» WHAT THE TASK ASKS: Among the entries that follow, tally the lines with the string "задолженности". Give no more than the number.

Rows from a dataset:
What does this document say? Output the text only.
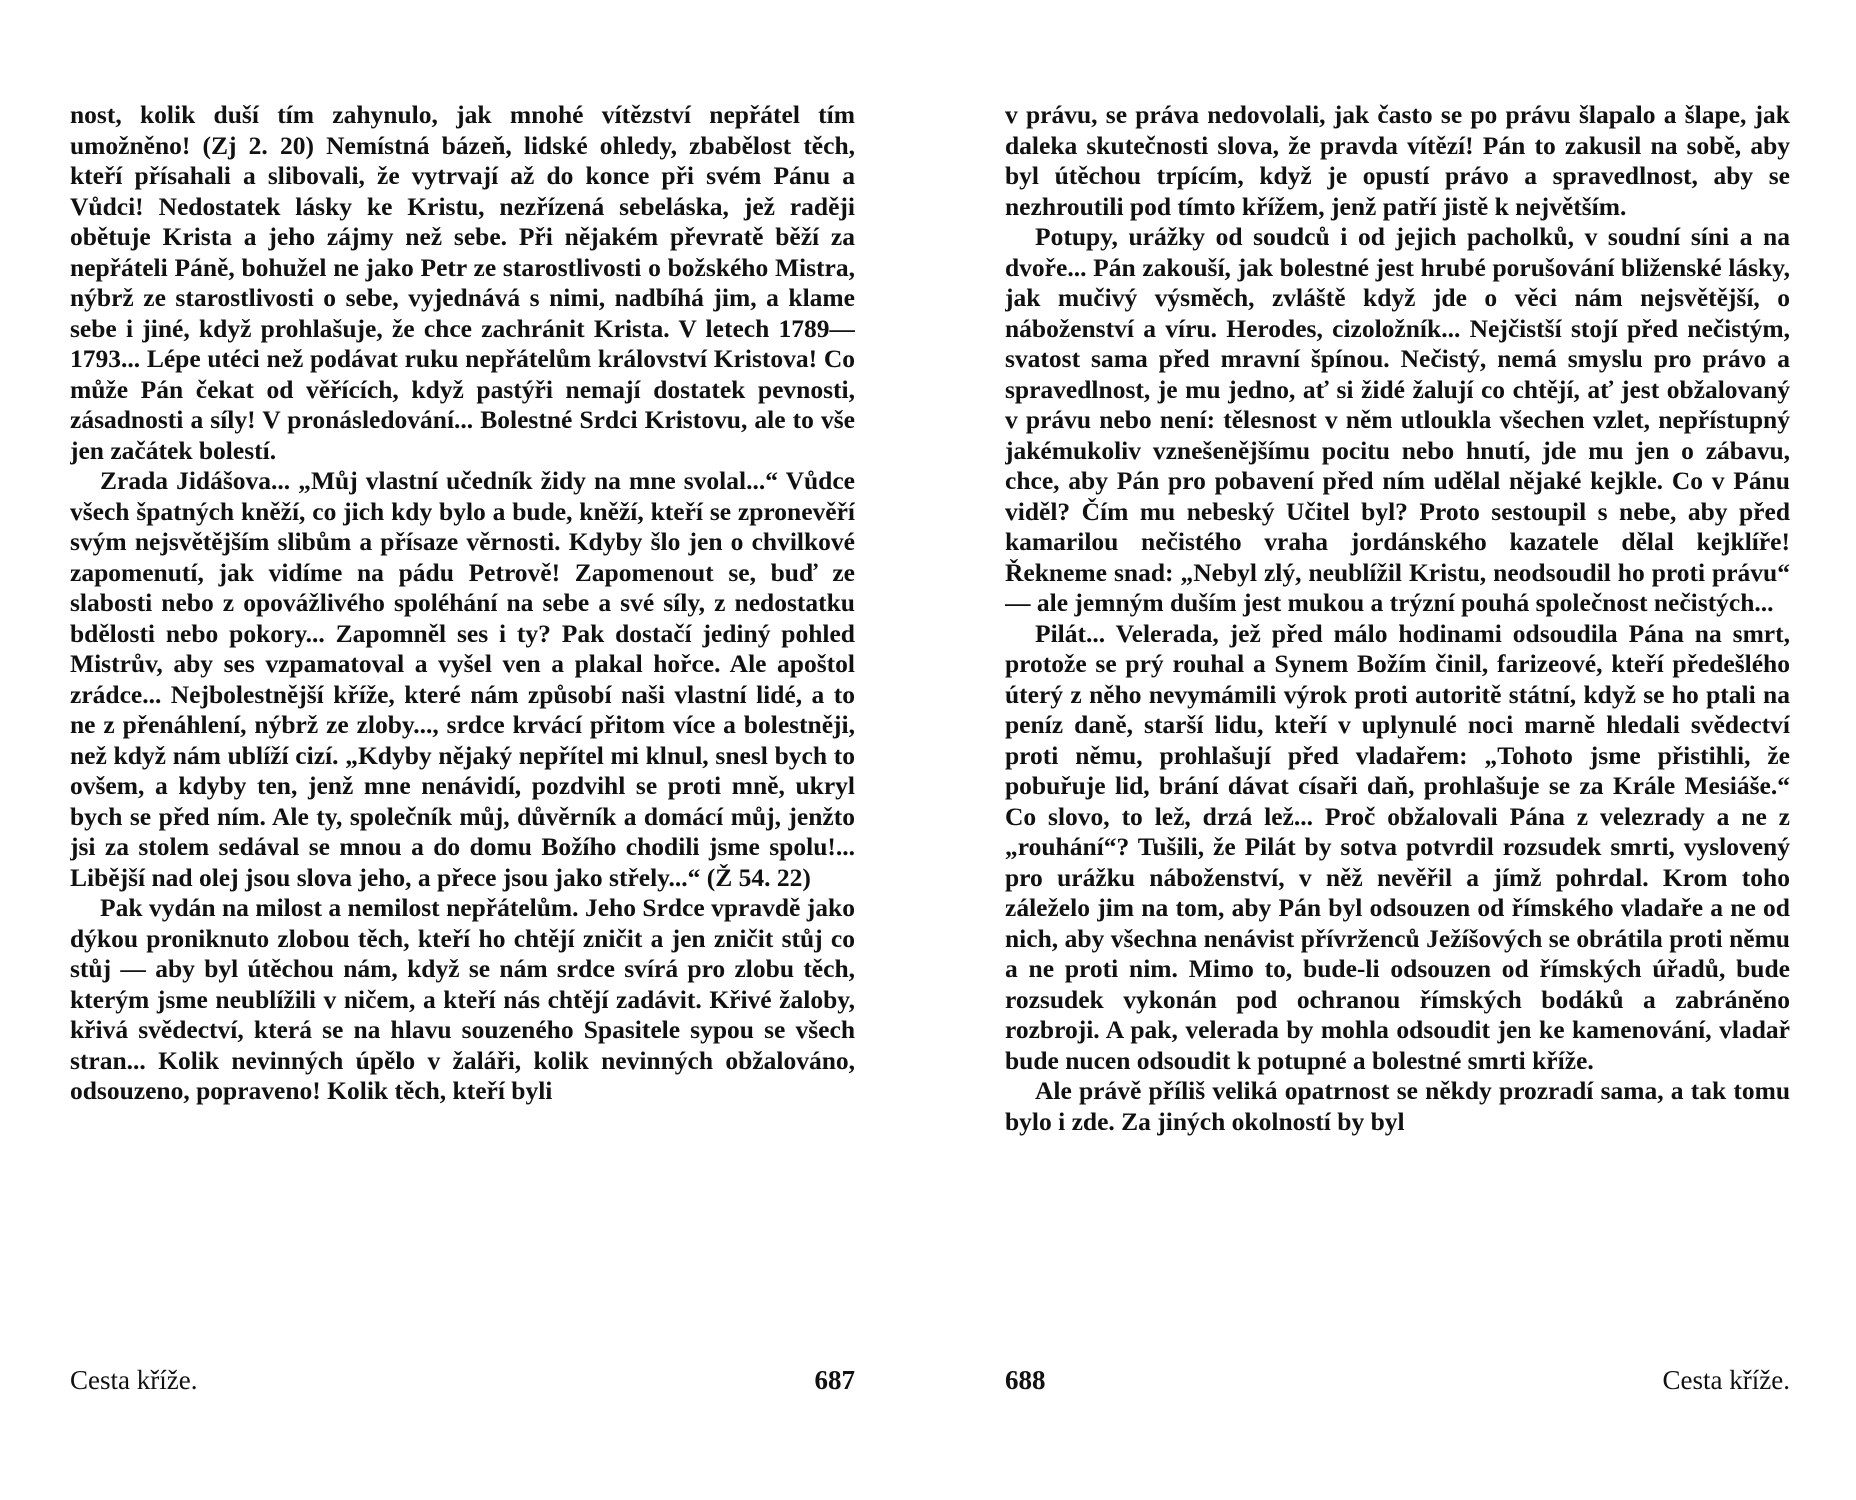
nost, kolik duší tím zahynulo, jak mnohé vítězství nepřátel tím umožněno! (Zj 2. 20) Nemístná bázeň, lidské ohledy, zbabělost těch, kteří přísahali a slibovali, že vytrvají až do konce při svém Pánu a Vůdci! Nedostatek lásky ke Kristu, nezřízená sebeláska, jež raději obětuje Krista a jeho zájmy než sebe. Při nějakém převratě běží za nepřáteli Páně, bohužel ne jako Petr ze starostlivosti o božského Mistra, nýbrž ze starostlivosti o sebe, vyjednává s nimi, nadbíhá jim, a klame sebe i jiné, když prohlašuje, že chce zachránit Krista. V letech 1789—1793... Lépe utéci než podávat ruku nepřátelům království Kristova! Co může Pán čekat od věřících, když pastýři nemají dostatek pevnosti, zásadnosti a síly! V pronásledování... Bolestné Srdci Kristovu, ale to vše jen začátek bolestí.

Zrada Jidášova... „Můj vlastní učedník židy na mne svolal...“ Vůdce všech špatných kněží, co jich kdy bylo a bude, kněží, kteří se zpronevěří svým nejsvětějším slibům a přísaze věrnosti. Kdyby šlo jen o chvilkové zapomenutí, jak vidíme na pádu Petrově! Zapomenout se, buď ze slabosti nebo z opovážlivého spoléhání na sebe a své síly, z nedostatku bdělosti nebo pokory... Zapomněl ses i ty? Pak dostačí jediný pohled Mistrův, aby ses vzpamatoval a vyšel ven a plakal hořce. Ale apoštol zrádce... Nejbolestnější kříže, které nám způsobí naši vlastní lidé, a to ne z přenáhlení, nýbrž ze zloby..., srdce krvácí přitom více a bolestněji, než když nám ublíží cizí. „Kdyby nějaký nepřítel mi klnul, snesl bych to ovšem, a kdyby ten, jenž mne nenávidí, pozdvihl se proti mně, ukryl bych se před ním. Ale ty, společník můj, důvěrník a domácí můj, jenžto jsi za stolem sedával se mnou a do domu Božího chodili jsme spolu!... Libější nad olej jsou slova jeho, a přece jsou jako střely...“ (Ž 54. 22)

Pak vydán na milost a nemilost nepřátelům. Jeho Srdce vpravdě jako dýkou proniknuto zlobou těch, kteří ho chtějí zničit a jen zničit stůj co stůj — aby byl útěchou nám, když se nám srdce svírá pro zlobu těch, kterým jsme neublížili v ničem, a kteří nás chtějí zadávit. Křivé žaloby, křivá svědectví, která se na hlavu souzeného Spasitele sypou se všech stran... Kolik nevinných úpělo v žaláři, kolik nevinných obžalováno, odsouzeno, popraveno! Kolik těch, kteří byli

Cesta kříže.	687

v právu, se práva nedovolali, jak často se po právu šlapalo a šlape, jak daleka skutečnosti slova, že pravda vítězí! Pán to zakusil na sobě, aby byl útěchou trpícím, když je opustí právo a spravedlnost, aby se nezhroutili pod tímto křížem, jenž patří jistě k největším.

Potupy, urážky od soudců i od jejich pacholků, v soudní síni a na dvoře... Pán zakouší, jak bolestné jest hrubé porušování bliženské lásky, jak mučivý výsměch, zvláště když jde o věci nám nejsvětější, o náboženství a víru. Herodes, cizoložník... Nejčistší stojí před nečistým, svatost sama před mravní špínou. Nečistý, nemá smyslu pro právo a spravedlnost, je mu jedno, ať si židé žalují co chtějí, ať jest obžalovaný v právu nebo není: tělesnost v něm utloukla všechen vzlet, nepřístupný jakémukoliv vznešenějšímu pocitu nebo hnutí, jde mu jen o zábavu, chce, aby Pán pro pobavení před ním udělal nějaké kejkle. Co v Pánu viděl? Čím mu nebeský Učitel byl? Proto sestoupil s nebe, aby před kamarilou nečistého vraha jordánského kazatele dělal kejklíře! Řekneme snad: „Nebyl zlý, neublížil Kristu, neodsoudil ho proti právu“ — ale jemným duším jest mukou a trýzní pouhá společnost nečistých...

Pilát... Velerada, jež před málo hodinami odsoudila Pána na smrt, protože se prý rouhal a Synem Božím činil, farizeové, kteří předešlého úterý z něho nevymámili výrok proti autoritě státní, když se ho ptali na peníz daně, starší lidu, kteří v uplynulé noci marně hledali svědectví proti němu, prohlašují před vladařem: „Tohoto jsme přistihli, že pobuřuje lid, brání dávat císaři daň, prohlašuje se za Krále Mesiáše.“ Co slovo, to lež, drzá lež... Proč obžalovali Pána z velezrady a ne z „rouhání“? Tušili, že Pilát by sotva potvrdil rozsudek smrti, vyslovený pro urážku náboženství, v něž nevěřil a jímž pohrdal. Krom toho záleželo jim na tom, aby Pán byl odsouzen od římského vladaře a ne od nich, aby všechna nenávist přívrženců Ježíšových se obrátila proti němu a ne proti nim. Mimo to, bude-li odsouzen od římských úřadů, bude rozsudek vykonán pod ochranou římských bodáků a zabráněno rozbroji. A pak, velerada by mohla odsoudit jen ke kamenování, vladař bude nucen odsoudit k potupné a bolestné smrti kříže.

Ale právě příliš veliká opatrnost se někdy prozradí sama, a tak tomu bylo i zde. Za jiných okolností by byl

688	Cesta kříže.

---

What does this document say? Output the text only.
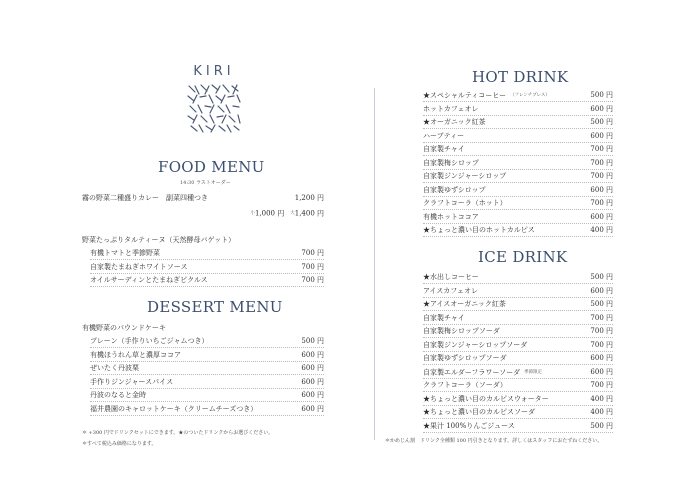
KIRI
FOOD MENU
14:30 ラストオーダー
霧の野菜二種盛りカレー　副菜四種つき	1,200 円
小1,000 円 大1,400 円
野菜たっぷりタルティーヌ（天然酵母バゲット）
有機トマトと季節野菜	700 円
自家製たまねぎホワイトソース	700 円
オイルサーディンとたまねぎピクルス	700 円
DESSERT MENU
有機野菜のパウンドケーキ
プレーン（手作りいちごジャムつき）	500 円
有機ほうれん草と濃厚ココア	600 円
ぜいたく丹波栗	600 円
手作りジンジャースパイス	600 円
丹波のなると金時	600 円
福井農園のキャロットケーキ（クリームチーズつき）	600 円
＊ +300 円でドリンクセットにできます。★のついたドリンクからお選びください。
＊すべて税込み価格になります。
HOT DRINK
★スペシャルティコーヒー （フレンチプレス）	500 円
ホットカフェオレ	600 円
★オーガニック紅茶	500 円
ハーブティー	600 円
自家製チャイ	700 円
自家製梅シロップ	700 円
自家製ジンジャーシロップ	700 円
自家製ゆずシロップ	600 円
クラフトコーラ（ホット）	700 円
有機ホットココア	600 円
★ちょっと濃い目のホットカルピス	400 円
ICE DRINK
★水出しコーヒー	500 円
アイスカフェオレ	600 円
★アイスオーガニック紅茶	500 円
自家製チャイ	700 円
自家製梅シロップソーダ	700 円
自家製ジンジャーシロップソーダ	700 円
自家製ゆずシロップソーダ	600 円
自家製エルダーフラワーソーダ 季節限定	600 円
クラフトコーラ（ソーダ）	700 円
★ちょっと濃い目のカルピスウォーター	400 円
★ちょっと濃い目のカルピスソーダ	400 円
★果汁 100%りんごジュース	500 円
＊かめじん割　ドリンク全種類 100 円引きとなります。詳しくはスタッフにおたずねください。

==

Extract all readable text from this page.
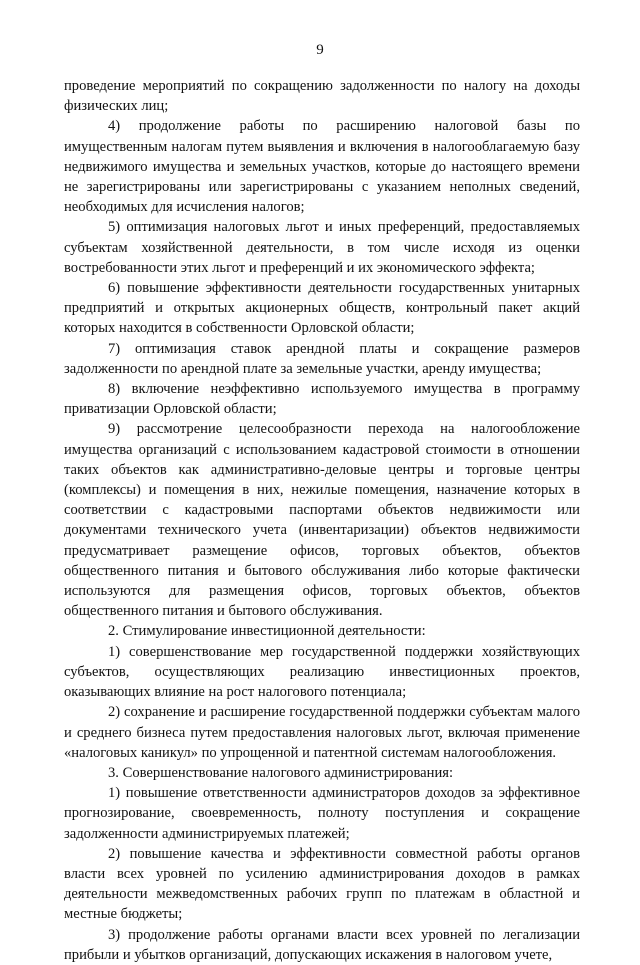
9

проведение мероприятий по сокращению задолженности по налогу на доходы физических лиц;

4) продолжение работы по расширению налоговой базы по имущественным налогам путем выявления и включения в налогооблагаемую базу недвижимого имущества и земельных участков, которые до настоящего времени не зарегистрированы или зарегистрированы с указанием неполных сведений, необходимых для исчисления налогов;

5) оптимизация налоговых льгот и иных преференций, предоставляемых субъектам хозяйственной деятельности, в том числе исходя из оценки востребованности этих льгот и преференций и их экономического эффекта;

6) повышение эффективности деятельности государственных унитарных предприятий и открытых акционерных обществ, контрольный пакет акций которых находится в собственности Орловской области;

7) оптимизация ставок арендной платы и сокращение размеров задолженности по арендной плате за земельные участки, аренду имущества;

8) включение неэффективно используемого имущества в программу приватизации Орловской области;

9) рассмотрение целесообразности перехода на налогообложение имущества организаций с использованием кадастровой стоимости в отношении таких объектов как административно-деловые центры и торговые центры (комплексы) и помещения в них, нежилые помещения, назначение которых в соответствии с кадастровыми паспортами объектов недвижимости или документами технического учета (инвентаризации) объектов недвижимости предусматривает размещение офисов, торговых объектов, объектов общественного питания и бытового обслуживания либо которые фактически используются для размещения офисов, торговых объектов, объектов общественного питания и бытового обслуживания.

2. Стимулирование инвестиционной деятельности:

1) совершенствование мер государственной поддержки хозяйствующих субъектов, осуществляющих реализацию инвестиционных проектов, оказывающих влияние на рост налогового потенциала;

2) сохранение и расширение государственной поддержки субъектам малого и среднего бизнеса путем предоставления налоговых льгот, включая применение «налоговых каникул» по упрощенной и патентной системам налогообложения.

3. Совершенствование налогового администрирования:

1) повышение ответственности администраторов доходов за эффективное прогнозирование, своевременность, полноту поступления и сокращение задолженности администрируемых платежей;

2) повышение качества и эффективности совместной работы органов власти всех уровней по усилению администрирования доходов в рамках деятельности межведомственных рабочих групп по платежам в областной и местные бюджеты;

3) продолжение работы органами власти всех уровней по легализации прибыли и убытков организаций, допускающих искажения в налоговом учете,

» TASK SOLUTION: 3